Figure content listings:
□ □ □ □ □ □ □

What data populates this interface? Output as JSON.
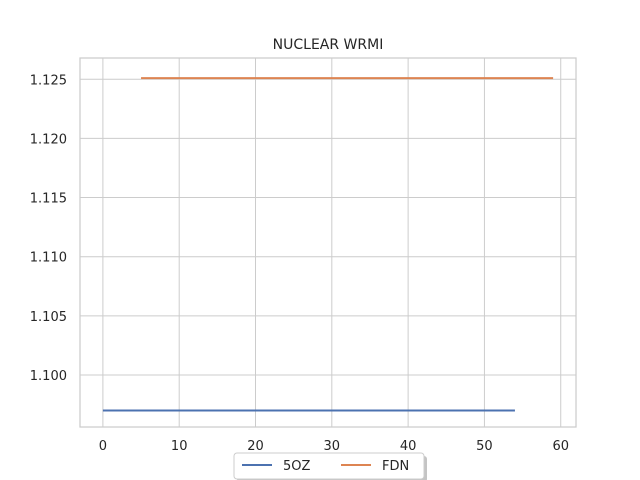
{
  "chart_data": {
    "type": "line",
    "title": "NUCLEAR WRMI",
    "xlabel": "",
    "ylabel": "",
    "xlim": [
      -3,
      62
    ],
    "ylim": [
      1.0956,
      1.1268
    ],
    "xticks": [
      0,
      10,
      20,
      30,
      40,
      50,
      60
    ],
    "yticks": [
      1.1,
      1.105,
      1.11,
      1.115,
      1.12,
      1.125
    ],
    "ytick_labels": [
      "1.100",
      "1.105",
      "1.110",
      "1.115",
      "1.120",
      "1.125"
    ],
    "grid": true,
    "legend_position": "bottom-center",
    "series": [
      {
        "name": "5OZ",
        "color": "#4c72b0",
        "x": [
          0,
          54
        ],
        "y": [
          1.097,
          1.097
        ]
      },
      {
        "name": "FDN",
        "color": "#dd8452",
        "x": [
          5,
          33,
          34,
          59
        ],
        "y": [
          1.1251,
          1.1251,
          1.1251,
          1.1251
        ]
      }
    ]
  }
}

□ □ □ □ □ □ □

## Exercise aim:
Nothing in the entries should change as you copy them, except that the pictures are left out.

## Output below:
What data populates this interface? Output as JSON.
{
  "chart_data": {
    "type": "line",
    "title": "NUCLEAR WRMI",
    "xlabel": "",
    "ylabel": "",
    "xlim": [
      -3,
      62
    ],
    "ylim": [
      1.0956,
      1.1268
    ],
    "xticks": [
      0,
      10,
      20,
      30,
      40,
      50,
      60
    ],
    "yticks": [
      1.1,
      1.105,
      1.11,
      1.115,
      1.12,
      1.125
    ],
    "ytick_labels": [
      "1.100",
      "1.105",
      "1.110",
      "1.115",
      "1.120",
      "1.125"
    ],
    "grid": true,
    "legend_position": "bottom-center",
    "series": [
      {
        "name": "5OZ",
        "color": "#4c72b0",
        "x": [
          0,
          54
        ],
        "y": [
          1.097,
          1.097
        ]
      },
      {
        "name": "FDN",
        "color": "#dd8452",
        "x": [
          5,
          33,
          34,
          59
        ],
        "y": [
          1.1251,
          1.1251,
          1.1251,
          1.1251
        ]
      }
    ]
  }
}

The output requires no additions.